**Stated problem:**
Copy out the lines that have "optional" in them.

##### Input #####

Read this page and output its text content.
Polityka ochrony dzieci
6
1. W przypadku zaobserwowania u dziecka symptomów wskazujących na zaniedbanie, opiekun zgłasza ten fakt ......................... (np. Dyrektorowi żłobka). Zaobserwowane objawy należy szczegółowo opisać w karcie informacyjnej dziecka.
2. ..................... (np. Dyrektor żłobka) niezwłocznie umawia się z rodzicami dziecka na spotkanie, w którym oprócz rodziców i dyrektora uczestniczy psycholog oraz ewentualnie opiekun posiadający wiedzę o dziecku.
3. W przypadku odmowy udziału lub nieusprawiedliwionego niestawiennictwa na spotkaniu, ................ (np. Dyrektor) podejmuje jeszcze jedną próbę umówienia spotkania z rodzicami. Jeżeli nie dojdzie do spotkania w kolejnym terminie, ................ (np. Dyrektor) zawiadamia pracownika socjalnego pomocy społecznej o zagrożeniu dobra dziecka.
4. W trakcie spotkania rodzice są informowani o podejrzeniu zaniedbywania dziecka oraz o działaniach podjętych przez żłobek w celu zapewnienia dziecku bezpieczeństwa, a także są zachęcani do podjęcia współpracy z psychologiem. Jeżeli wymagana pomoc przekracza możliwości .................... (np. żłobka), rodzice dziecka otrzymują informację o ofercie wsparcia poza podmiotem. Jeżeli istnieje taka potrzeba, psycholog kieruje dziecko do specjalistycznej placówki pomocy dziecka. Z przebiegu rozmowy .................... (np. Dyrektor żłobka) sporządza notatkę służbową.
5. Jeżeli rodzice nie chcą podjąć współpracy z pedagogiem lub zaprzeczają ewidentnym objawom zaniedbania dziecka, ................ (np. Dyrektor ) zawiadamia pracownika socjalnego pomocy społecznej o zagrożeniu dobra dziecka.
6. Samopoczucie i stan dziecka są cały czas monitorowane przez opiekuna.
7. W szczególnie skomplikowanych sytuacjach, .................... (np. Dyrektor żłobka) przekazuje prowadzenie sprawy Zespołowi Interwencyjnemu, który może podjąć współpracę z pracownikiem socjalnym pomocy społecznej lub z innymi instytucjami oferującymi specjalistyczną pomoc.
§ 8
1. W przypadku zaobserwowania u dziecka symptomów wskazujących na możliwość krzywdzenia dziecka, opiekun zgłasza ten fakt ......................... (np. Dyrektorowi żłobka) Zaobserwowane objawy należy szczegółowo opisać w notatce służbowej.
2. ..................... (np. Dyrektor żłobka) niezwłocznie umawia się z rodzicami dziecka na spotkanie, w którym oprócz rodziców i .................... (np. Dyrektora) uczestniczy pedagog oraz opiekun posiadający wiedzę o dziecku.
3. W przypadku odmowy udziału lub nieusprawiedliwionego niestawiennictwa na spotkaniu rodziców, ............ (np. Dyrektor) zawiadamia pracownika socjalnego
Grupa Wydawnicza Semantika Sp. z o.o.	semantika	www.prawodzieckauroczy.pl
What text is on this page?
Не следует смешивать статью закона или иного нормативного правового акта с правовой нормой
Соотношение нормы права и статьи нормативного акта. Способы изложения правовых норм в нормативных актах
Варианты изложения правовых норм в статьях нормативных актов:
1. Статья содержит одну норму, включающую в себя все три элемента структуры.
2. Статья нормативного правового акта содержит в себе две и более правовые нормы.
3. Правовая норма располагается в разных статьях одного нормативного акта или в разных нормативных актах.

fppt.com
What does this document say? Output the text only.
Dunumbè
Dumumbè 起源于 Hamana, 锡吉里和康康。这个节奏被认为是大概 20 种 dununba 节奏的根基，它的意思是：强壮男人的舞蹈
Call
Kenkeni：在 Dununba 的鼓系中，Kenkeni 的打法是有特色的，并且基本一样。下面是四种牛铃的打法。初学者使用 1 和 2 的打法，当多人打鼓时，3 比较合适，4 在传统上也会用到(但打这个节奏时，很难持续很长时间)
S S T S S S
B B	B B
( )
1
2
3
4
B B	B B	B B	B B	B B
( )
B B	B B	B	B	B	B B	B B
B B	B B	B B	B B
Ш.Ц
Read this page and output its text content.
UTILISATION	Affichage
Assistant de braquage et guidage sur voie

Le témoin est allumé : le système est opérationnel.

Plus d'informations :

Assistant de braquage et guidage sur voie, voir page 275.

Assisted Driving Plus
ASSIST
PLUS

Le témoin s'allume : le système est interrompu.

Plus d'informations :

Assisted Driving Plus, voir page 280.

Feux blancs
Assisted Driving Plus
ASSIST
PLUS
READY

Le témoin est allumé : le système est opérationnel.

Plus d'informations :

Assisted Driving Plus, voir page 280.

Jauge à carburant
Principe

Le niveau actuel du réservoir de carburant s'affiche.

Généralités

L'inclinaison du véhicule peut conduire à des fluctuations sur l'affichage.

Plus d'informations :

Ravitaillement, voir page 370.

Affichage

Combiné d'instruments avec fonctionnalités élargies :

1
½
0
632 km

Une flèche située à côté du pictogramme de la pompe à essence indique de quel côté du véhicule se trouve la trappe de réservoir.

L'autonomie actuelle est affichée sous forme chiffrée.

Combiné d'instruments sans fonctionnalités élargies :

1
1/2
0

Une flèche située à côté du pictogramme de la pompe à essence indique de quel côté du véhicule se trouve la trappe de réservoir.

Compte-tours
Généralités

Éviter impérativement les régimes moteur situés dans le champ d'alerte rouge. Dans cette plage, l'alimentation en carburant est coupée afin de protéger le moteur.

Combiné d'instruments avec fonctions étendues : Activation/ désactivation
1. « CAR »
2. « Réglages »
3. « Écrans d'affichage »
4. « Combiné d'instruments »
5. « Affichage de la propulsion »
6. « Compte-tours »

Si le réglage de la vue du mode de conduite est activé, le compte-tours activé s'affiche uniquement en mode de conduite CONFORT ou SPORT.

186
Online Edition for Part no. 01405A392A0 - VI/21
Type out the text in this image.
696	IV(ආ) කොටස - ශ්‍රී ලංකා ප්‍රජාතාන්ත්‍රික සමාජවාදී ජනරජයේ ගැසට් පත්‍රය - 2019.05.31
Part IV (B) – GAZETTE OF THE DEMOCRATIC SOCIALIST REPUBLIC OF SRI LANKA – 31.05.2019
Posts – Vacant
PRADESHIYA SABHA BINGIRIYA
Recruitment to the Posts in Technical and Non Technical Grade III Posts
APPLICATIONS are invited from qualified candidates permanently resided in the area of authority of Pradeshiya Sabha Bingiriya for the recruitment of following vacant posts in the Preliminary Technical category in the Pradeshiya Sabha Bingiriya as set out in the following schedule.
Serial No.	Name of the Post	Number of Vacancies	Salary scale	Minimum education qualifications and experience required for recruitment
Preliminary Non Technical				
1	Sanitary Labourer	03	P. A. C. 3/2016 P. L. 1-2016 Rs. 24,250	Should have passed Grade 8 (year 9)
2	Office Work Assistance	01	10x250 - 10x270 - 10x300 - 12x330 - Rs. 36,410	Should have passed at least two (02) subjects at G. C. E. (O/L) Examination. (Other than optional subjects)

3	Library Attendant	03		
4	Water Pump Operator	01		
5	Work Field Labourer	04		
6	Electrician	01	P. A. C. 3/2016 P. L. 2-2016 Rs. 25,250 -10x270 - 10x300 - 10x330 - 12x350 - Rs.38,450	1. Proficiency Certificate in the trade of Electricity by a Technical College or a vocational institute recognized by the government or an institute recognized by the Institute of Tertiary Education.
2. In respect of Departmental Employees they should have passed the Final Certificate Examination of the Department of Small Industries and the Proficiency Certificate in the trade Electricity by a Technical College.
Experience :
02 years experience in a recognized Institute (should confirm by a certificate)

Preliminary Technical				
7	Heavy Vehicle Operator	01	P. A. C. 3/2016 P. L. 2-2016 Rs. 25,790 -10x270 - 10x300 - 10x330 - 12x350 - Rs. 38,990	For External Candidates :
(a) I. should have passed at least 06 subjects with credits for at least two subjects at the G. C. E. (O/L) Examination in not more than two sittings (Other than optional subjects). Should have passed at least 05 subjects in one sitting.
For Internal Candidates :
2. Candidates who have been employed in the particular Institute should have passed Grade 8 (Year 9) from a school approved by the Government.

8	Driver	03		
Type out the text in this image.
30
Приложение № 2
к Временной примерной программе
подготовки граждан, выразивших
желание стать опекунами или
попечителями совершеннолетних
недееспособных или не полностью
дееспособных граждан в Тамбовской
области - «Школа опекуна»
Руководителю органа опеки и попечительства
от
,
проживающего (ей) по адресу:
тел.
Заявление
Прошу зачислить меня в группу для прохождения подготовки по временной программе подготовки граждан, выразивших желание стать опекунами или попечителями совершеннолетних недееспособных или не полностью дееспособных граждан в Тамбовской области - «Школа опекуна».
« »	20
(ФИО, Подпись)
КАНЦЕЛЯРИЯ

#####

**Written response:**
2	Office Work Assistance	01	10x250 - 10x270 - 10x300 - 12x330 - Rs. 36,410	Should have passed at least two (02) subjects at G. C. E. (O/L) Examination. (Other than optional subjects)
(a) I. should have passed at least 06 subjects with credits for at least two subjects at the G. C. E. (O/L) Examination in not more than two sittings (Other than optional subjects). Should have passed at least 05 subjects in one sitting.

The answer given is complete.